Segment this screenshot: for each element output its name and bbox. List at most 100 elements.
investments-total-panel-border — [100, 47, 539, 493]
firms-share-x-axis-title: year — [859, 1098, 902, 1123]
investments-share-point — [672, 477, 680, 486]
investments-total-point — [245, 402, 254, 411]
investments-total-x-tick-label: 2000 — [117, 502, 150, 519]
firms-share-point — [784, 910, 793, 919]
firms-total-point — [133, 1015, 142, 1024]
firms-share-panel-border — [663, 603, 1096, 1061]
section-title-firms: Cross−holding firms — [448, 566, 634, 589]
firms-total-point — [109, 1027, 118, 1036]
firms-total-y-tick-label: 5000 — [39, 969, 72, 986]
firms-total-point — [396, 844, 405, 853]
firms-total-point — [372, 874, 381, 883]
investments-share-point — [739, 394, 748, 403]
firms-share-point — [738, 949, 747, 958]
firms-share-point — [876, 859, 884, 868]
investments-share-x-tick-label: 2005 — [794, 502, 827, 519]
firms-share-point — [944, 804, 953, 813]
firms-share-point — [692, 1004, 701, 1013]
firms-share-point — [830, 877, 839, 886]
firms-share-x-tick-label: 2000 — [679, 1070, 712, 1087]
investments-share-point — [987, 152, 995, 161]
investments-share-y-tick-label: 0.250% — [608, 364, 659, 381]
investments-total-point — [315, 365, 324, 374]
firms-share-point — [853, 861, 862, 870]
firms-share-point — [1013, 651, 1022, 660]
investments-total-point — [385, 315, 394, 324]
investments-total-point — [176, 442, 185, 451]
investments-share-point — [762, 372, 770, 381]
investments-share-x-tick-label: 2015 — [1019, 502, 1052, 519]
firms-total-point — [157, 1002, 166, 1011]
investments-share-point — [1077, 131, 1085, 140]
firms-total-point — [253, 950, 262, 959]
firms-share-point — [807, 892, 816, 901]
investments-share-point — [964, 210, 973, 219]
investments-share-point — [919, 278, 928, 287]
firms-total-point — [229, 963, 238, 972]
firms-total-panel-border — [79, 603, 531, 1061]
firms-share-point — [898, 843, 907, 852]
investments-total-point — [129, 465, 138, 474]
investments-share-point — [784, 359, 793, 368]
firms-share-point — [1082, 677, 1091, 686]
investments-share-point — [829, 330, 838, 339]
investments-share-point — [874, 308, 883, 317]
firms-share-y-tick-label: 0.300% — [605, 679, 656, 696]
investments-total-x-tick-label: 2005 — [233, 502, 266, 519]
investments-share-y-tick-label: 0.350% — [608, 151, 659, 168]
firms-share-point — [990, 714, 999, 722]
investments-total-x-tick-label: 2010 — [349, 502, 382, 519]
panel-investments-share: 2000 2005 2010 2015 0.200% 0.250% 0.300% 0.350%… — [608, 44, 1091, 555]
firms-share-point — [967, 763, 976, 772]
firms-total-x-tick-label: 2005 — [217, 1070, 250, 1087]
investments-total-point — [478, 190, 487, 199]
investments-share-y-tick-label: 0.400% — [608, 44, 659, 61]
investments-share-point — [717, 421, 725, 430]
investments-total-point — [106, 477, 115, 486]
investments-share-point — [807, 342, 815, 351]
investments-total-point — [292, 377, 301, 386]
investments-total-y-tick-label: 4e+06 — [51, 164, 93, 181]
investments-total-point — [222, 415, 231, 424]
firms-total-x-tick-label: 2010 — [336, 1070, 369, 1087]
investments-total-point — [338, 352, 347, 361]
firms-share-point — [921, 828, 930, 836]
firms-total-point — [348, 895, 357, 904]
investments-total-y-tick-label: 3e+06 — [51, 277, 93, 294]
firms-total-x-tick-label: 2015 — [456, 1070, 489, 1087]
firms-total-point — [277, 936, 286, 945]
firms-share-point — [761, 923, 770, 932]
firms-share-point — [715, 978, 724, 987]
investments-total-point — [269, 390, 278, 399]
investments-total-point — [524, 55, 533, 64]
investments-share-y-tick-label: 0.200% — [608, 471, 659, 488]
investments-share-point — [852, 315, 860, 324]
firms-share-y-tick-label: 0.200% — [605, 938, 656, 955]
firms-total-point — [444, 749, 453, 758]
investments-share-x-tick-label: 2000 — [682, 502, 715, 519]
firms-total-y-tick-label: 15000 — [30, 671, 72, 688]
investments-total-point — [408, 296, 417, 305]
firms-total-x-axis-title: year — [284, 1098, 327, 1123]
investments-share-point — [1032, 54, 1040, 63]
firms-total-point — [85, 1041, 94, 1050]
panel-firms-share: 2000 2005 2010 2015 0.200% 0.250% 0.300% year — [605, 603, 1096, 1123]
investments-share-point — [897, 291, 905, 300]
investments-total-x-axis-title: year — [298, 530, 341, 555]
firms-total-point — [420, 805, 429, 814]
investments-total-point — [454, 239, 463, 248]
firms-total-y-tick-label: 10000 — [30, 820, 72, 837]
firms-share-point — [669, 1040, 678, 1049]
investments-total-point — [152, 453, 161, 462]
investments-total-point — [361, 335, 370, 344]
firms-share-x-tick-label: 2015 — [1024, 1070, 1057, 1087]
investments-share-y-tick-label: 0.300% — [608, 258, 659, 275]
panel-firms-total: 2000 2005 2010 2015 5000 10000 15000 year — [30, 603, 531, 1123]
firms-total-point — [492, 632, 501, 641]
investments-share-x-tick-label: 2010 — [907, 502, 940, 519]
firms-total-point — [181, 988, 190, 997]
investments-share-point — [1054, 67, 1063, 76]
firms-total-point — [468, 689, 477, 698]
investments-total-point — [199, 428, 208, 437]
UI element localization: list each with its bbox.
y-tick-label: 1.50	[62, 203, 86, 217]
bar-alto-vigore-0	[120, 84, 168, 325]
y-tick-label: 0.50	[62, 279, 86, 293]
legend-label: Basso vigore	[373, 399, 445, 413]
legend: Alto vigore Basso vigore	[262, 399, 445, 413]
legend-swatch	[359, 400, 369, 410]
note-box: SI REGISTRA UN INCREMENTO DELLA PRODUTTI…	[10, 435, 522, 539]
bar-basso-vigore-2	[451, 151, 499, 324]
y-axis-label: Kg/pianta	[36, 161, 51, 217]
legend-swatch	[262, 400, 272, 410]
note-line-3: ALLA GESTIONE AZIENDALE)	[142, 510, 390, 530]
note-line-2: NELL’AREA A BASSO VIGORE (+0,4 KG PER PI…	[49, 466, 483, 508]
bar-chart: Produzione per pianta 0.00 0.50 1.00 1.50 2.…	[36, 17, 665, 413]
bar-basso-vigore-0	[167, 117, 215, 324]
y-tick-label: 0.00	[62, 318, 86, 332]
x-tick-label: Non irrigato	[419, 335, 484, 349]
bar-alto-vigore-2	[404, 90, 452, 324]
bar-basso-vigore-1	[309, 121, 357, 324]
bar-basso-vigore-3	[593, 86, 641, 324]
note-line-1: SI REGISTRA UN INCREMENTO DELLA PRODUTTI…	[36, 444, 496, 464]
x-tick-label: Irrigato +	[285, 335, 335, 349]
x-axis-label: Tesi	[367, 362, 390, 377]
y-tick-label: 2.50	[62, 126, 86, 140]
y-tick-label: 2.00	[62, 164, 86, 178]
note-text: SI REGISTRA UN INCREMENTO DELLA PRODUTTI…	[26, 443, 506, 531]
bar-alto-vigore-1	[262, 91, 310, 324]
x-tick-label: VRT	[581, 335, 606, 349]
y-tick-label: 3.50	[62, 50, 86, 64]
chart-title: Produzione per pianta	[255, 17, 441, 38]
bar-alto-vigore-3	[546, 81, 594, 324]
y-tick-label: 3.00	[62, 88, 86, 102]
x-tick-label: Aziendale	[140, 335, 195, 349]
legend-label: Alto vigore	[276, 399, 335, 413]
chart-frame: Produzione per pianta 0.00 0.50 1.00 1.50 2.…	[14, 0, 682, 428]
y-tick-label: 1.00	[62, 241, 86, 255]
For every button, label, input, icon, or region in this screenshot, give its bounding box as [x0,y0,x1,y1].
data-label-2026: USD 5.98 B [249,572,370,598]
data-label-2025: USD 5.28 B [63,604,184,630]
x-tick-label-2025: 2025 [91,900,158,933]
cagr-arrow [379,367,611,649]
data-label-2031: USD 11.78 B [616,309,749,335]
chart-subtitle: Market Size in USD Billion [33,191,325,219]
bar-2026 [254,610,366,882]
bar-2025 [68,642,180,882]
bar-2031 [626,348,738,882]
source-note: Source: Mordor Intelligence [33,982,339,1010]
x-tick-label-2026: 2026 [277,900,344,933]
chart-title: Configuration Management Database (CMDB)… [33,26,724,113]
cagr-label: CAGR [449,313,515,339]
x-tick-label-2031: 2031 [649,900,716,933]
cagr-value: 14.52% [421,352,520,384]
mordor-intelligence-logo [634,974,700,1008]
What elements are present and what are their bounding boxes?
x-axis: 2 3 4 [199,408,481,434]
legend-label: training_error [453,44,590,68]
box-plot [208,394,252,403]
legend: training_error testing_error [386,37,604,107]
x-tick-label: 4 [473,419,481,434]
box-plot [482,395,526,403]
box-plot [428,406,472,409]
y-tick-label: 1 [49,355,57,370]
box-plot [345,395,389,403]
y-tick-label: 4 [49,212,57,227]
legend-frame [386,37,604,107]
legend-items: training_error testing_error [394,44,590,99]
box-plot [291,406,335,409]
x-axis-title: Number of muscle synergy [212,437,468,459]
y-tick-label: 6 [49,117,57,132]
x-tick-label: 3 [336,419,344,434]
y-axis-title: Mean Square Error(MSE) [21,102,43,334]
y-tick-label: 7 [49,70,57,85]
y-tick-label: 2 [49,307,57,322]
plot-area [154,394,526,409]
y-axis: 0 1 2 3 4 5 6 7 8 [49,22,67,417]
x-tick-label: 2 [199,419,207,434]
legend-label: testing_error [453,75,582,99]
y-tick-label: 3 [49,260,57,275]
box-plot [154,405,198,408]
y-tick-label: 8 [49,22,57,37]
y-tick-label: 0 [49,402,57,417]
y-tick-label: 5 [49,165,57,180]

◇ ◇ ◇ ◇ ◇ ◇ ◇

Retype everything from the first of the lines above down to the line containing "firms-share-point — [944, 804, 953, 813]", including that line, with each one kept the same.

Segment this screenshot: for each element output its name and bbox. List at most 100 elements.
investments-total-panel-border — [100, 47, 539, 493]
firms-share-x-axis-title: year — [859, 1098, 902, 1123]
investments-share-point — [672, 477, 680, 486]
investments-total-point — [245, 402, 254, 411]
investments-total-x-tick-label: 2000 — [117, 502, 150, 519]
firms-share-point — [784, 910, 793, 919]
firms-total-point — [133, 1015, 142, 1024]
firms-share-panel-border — [663, 603, 1096, 1061]
section-title-firms: Cross−holding firms — [448, 566, 634, 589]
firms-total-point — [109, 1027, 118, 1036]
firms-total-y-tick-label: 5000 — [39, 969, 72, 986]
firms-total-point — [396, 844, 405, 853]
firms-total-point — [372, 874, 381, 883]
investments-share-point — [739, 394, 748, 403]
firms-share-point — [738, 949, 747, 958]
firms-share-point — [876, 859, 884, 868]
investments-share-x-tick-label: 2005 — [794, 502, 827, 519]
firms-share-point — [944, 804, 953, 813]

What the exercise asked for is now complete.